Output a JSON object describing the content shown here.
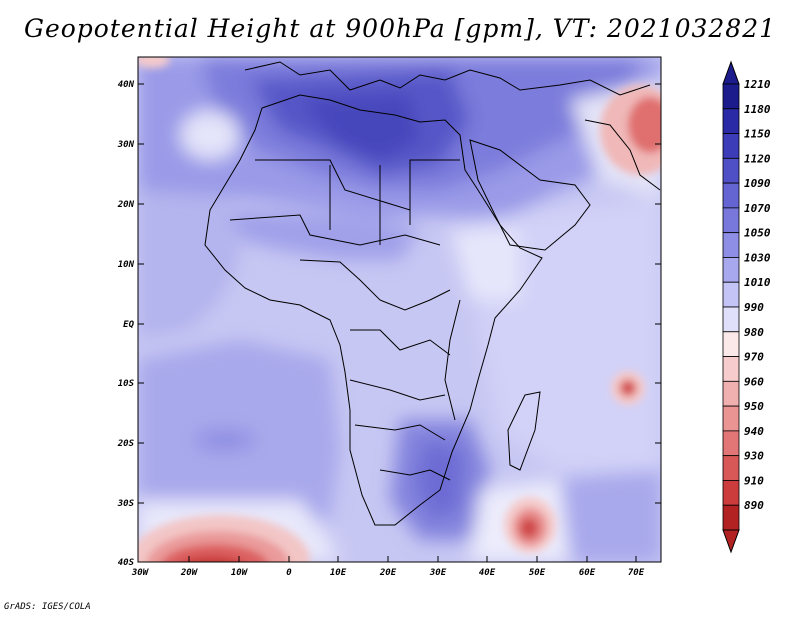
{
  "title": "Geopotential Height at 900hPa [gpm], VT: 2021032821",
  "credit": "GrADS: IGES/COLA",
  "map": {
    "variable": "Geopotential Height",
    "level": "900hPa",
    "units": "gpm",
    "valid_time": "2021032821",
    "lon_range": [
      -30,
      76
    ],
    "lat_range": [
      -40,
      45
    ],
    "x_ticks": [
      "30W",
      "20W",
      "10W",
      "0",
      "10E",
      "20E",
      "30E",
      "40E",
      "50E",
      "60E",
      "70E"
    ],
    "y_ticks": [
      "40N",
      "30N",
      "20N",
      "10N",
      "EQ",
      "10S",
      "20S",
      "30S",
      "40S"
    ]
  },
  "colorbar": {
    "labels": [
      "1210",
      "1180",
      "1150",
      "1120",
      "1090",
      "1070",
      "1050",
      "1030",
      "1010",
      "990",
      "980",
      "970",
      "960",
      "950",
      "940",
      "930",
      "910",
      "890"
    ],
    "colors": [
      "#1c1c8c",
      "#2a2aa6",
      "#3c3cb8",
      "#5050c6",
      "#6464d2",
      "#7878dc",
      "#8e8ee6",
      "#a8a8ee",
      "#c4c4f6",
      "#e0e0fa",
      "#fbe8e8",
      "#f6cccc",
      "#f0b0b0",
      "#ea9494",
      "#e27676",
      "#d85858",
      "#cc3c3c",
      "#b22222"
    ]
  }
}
+++++
What the exercise asks:
Without the pictures, copy the material exactly as given.

Answer to this exercise:
Output a JSON object describing the content shown here.
{
  "title": "Geopotential Height at 900hPa [gpm], VT: 2021032821",
  "credit": "GrADS: IGES/COLA",
  "map": {
    "variable": "Geopotential Height",
    "level": "900hPa",
    "units": "gpm",
    "valid_time": "2021032821",
    "lon_range": [
      -30,
      76
    ],
    "lat_range": [
      -40,
      45
    ],
    "x_ticks": [
      "30W",
      "20W",
      "10W",
      "0",
      "10E",
      "20E",
      "30E",
      "40E",
      "50E",
      "60E",
      "70E"
    ],
    "y_ticks": [
      "40N",
      "30N",
      "20N",
      "10N",
      "EQ",
      "10S",
      "20S",
      "30S",
      "40S"
    ]
  },
  "colorbar": {
    "labels": [
      "1210",
      "1180",
      "1150",
      "1120",
      "1090",
      "1070",
      "1050",
      "1030",
      "1010",
      "990",
      "980",
      "970",
      "960",
      "950",
      "940",
      "930",
      "910",
      "890"
    ],
    "colors": [
      "#1c1c8c",
      "#2a2aa6",
      "#3c3cb8",
      "#5050c6",
      "#6464d2",
      "#7878dc",
      "#8e8ee6",
      "#a8a8ee",
      "#c4c4f6",
      "#e0e0fa",
      "#fbe8e8",
      "#f6cccc",
      "#f0b0b0",
      "#ea9494",
      "#e27676",
      "#d85858",
      "#cc3c3c",
      "#b22222"
    ]
  }
}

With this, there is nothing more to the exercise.